-- BEGIN EXTRACTED ENTRIES --

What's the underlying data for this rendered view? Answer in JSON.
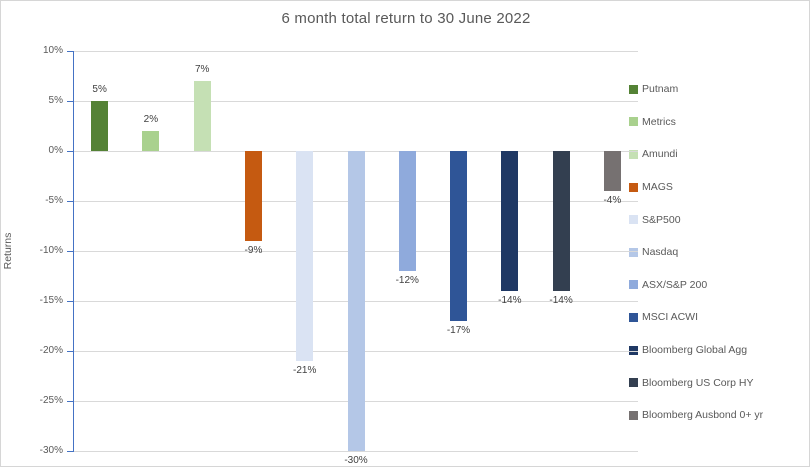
{
  "chart_data": {
    "type": "bar",
    "title": "6 month total return to 30 June 2022",
    "xlabel": "",
    "ylabel": "Returns",
    "ylim": [
      -30,
      10
    ],
    "ytick_step": 5,
    "ytick_labels": [
      "10%",
      "5%",
      "0%",
      "-5%",
      "-10%",
      "-15%",
      "-20%",
      "-25%",
      "-30%"
    ],
    "grid": true,
    "legend_position": "right",
    "axis_color": "#4472C4",
    "gridline_color": "#D9D9D9",
    "series": [
      {
        "name": "Putnam",
        "value": 5,
        "label": "5%",
        "color": "#548235"
      },
      {
        "name": "Metrics",
        "value": 2,
        "label": "2%",
        "color": "#A9D18E"
      },
      {
        "name": "Amundi",
        "value": 7,
        "label": "7%",
        "color": "#C5E0B4"
      },
      {
        "name": "MAGS",
        "value": -9,
        "label": "-9%",
        "color": "#C55A11"
      },
      {
        "name": "S&P500",
        "value": -21,
        "label": "-21%",
        "color": "#DAE3F3"
      },
      {
        "name": "Nasdaq",
        "value": -30,
        "label": "-30%",
        "color": "#B4C7E7"
      },
      {
        "name": "ASX/S&P 200",
        "value": -12,
        "label": "-12%",
        "color": "#8FAADC"
      },
      {
        "name": "MSCI ACWI",
        "value": -17,
        "label": "-17%",
        "color": "#2F5597"
      },
      {
        "name": "Bloomberg Global Agg",
        "value": -14,
        "label": "-14%",
        "color": "#1F3864"
      },
      {
        "name": "Bloomberg US Corp HY",
        "value": -14,
        "label": "-14%",
        "color": "#333F50"
      },
      {
        "name": "Bloomberg Ausbond 0+ yr",
        "value": -4,
        "label": "-4%",
        "color": "#767171"
      }
    ]
  }
}
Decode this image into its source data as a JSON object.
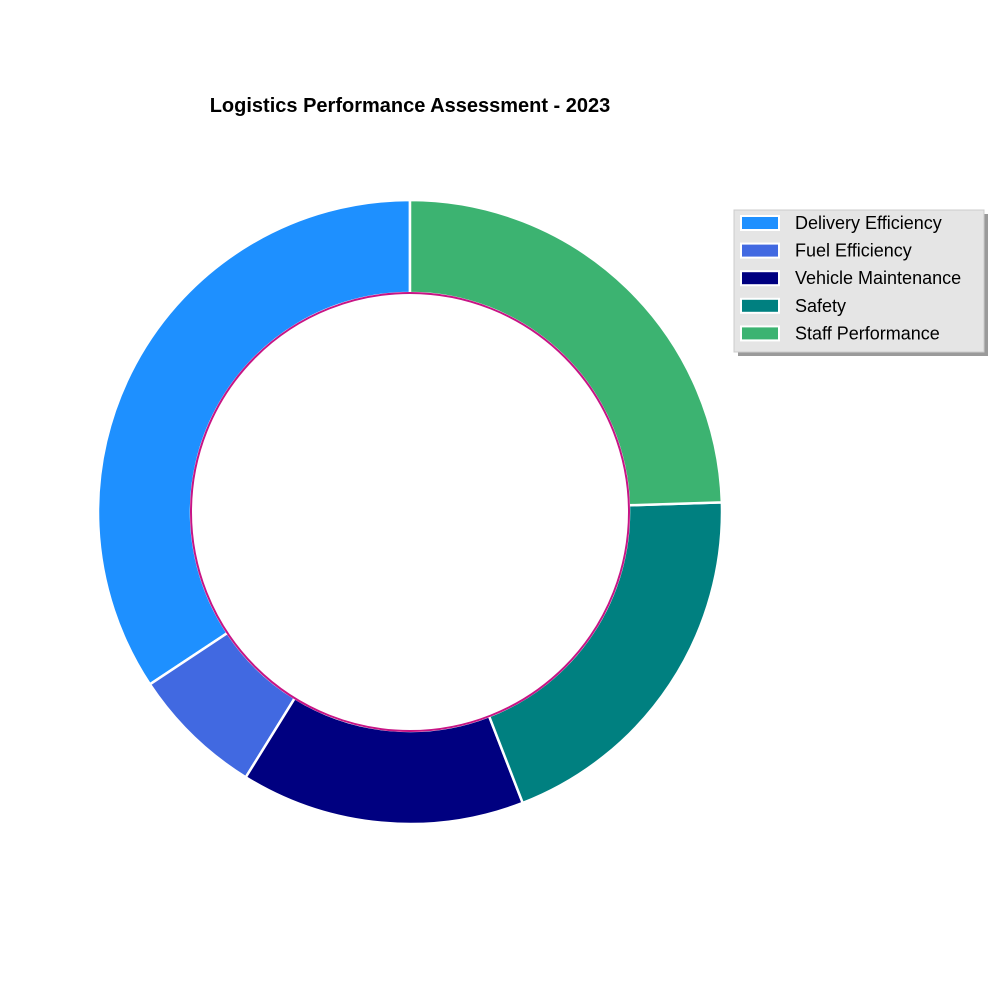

-- END EXTRACTED ENTRIES --

> **YOUR INSTRUCTIONS**: Could you repeat all of the material exactly? Pictures should not be copied.

> **THE OUTPUT**:
What's the underlying data for this rendered view? Answer in JSON.
{
  "chart_data": {
    "type": "bar",
    "title": "6 month total return to 30 June 2022",
    "xlabel": "",
    "ylabel": "Returns",
    "ylim": [
      -30,
      10
    ],
    "ytick_step": 5,
    "ytick_labels": [
      "10%",
      "5%",
      "0%",
      "-5%",
      "-10%",
      "-15%",
      "-20%",
      "-25%",
      "-30%"
    ],
    "grid": true,
    "legend_position": "right",
    "axis_color": "#4472C4",
    "gridline_color": "#D9D9D9",
    "series": [
      {
        "name": "Putnam",
        "value": 5,
        "label": "5%",
        "color": "#548235"
      },
      {
        "name": "Metrics",
        "value": 2,
        "label": "2%",
        "color": "#A9D18E"
      },
      {
        "name": "Amundi",
        "value": 7,
        "label": "7%",
        "color": "#C5E0B4"
      },
      {
        "name": "MAGS",
        "value": -9,
        "label": "-9%",
        "color": "#C55A11"
      },
      {
        "name": "S&P500",
        "value": -21,
        "label": "-21%",
        "color": "#DAE3F3"
      },
      {
        "name": "Nasdaq",
        "value": -30,
        "label": "-30%",
        "color": "#B4C7E7"
      },
      {
        "name": "ASX/S&P 200",
        "value": -12,
        "label": "-12%",
        "color": "#8FAADC"
      },
      {
        "name": "MSCI ACWI",
        "value": -17,
        "label": "-17%",
        "color": "#2F5597"
      },
      {
        "name": "Bloomberg Global Agg",
        "value": -14,
        "label": "-14%",
        "color": "#1F3864"
      },
      {
        "name": "Bloomberg US Corp HY",
        "value": -14,
        "label": "-14%",
        "color": "#333F50"
      },
      {
        "name": "Bloomberg Ausbond 0+ yr",
        "value": -4,
        "label": "-4%",
        "color": "#767171"
      }
    ]
  }
}
Decode this image into its source data as a JSON object.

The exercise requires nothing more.